Exercise
Search the data for the string "your" and gather each line it is in.

Data lines
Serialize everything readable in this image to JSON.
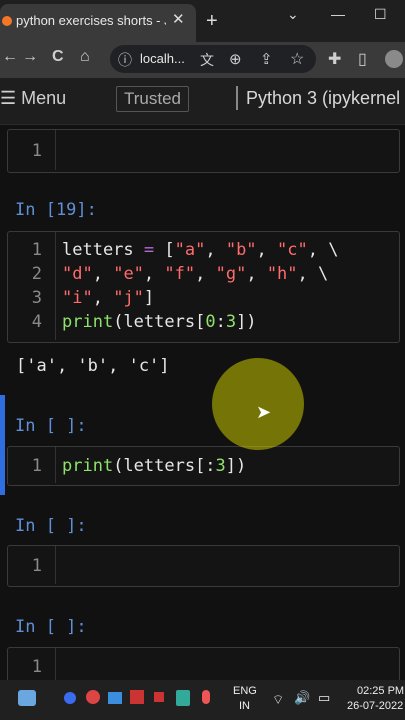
{
  "browser": {
    "tab_title": "python exercises shorts - Jupy",
    "tab_close": "✕",
    "new_tab": "+",
    "win_min": "⌄",
    "win_minimize": "—",
    "win_max": "☐",
    "address": "localh...",
    "back_icon": "←",
    "forward_icon": "→",
    "reload_icon": "C",
    "home_icon": "⌂",
    "info_icon": "ⓘ",
    "translate_icon": "文",
    "zoom_icon": "⊕",
    "share_icon": "⇪",
    "star_icon": "☆",
    "extensions_icon": "✚",
    "sidepanel_icon": "▯"
  },
  "jupyter": {
    "menu_label": "Menu",
    "trusted_label": "Trusted",
    "kernel_label": "Python 3 (ipykernel"
  },
  "cells": {
    "cell0_line": "1",
    "cell1_prompt": "In [19]:",
    "cell1_lines": [
      "1",
      "2",
      "3",
      "4"
    ],
    "cell1_output": "['a', 'b', 'c']",
    "cell2_prompt": "In [ ]:",
    "cell2_line": "1",
    "cell3_prompt": "In [ ]:",
    "cell3_line": "1",
    "cell4_prompt": "In [ ]:",
    "cell4_line": "1"
  },
  "taskbar": {
    "lang_top": "ENG",
    "lang_bottom": "IN",
    "time": "02:25 PM",
    "date": "26-07-2022"
  },
  "colors": {
    "prompt": "#5f8fd6",
    "keyword_green": "#8fe36b",
    "string_red": "#ff6b6b",
    "active_bar": "#2f6ee0"
  }
}
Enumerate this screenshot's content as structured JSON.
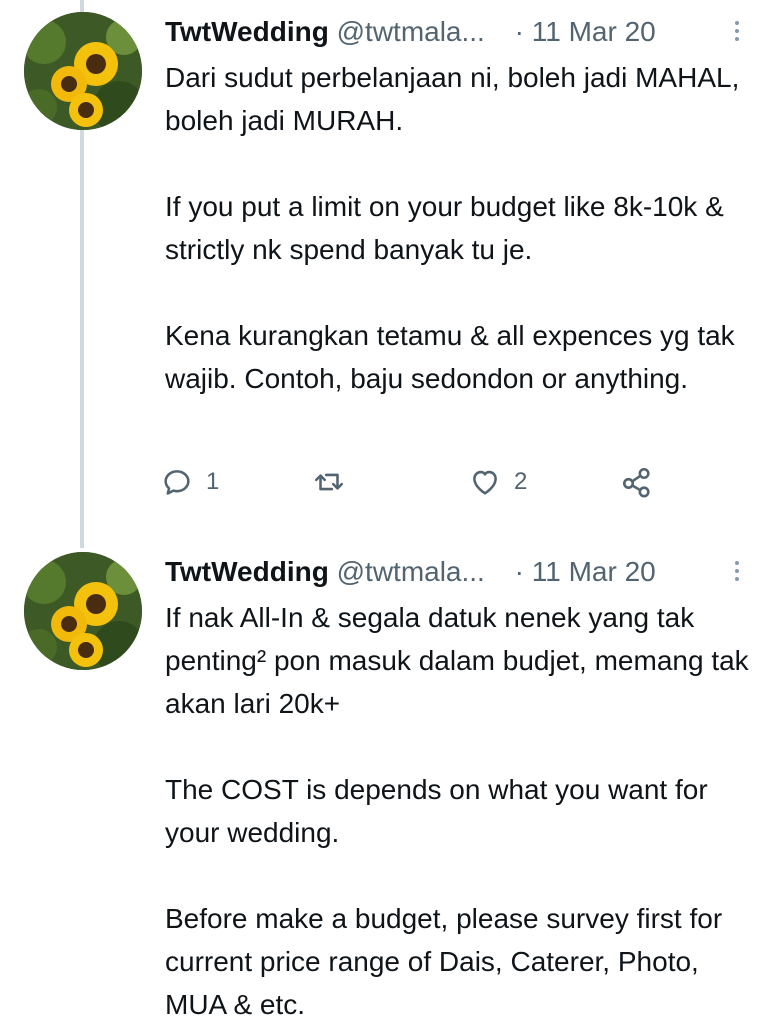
{
  "tweets": [
    {
      "author_name": "TwtWedding",
      "handle": "@twtmala...",
      "separator": "·",
      "date": "11 Mar 20",
      "paragraphs": [
        "Dari sudut perbelanjaan ni, boleh jadi MAHAL, boleh jadi MURAH.",
        "If you put a limit on your budget like 8k-10k & strictly nk spend banyak tu je.",
        "Kena kurangkan tetamu & all expences yg tak wajib. Contoh, baju sedondon or anything."
      ],
      "reply_count": "1",
      "retweet_count": "",
      "like_count": "2"
    },
    {
      "author_name": "TwtWedding",
      "handle": "@twtmala...",
      "separator": "·",
      "date": "11 Mar 20",
      "paragraphs": [
        "If nak All-In & segala datuk nenek yang tak penting² pon masuk dalam budjet, memang tak akan lari 20k+",
        "The COST is depends on what you want for your wedding.",
        "Before make a budget, please survey first for current price range of Dais, Caterer, Photo, MUA & etc."
      ]
    }
  ],
  "icons": {
    "reply": "reply-icon",
    "retweet": "retweet-icon",
    "like": "heart-icon",
    "share": "share-icon",
    "more": "more-options-icon"
  },
  "colors": {
    "text": "#0f1419",
    "secondary": "#536471",
    "thread_line": "#cfd9de"
  }
}
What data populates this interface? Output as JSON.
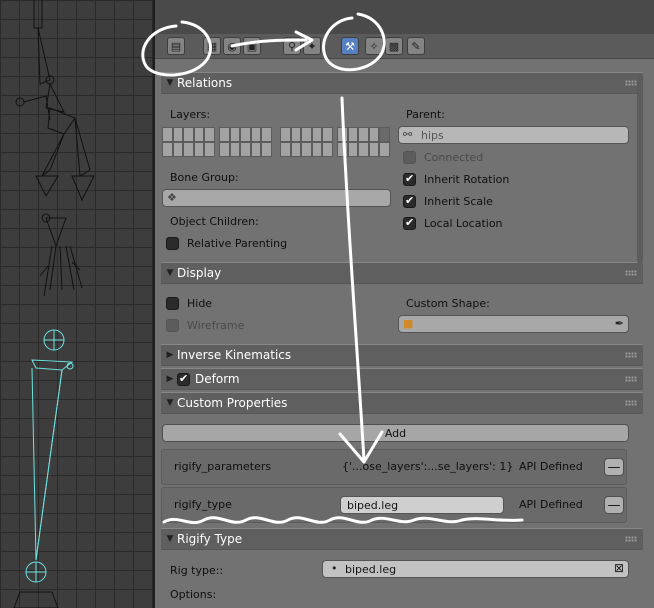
{
  "toolbar": {
    "buttons": [
      {
        "icon": "render-icon"
      },
      {
        "icon": "scene-icon"
      },
      {
        "icon": "world-icon"
      },
      {
        "icon": "object-icon"
      },
      {
        "icon": "constraint-icon"
      },
      {
        "icon": "modifier-icon"
      },
      {
        "icon": "bone-icon",
        "active": true
      },
      {
        "icon": "bone-constraint-icon"
      },
      {
        "icon": "material-icon"
      },
      {
        "icon": "texture-icon"
      }
    ]
  },
  "relations": {
    "title": "Relations",
    "layers_label": "Layers:",
    "parent_label": "Parent:",
    "parent_value": "hips",
    "connected_label": "Connected",
    "inherit_rotation_label": "Inherit Rotation",
    "inherit_scale_label": "Inherit Scale",
    "local_location_label": "Local Location",
    "bone_group_label": "Bone Group:",
    "bone_group_value": "",
    "object_children_label": "Object Children:",
    "relative_parenting_label": "Relative Parenting",
    "inherit_rotation": true,
    "inherit_scale": true,
    "local_location": true,
    "connected": false,
    "relative_parenting": false
  },
  "display": {
    "title": "Display",
    "hide_label": "Hide",
    "wireframe_label": "Wireframe",
    "custom_shape_label": "Custom Shape:",
    "custom_shape_value": ""
  },
  "inverse_kinematics": {
    "title": "Inverse Kinematics"
  },
  "deform": {
    "title": "Deform",
    "enabled": true
  },
  "custom_properties": {
    "title": "Custom Properties",
    "add_label": "Add",
    "properties": [
      {
        "name": "rigify_parameters",
        "value": "{'...ose_layers':...se_layers': 1}",
        "api": "API Defined"
      },
      {
        "name": "rigify_type",
        "value": "biped.leg",
        "api": "API Defined"
      }
    ]
  },
  "rigify_type": {
    "title": "Rigify Type",
    "rig_type_label": "Rig type::",
    "rig_type_value": "biped.leg",
    "options_label": "Options:"
  },
  "annotation_colors": {
    "stroke": "#ffffff",
    "accent": "#5680c2",
    "bone": "#6fe0e0"
  }
}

Finished exercise
        "If you put a limit on your budget like 8k-10k & strictly nk spend banyak tu je.",
        "The COST is depends on what you want for your wedding.",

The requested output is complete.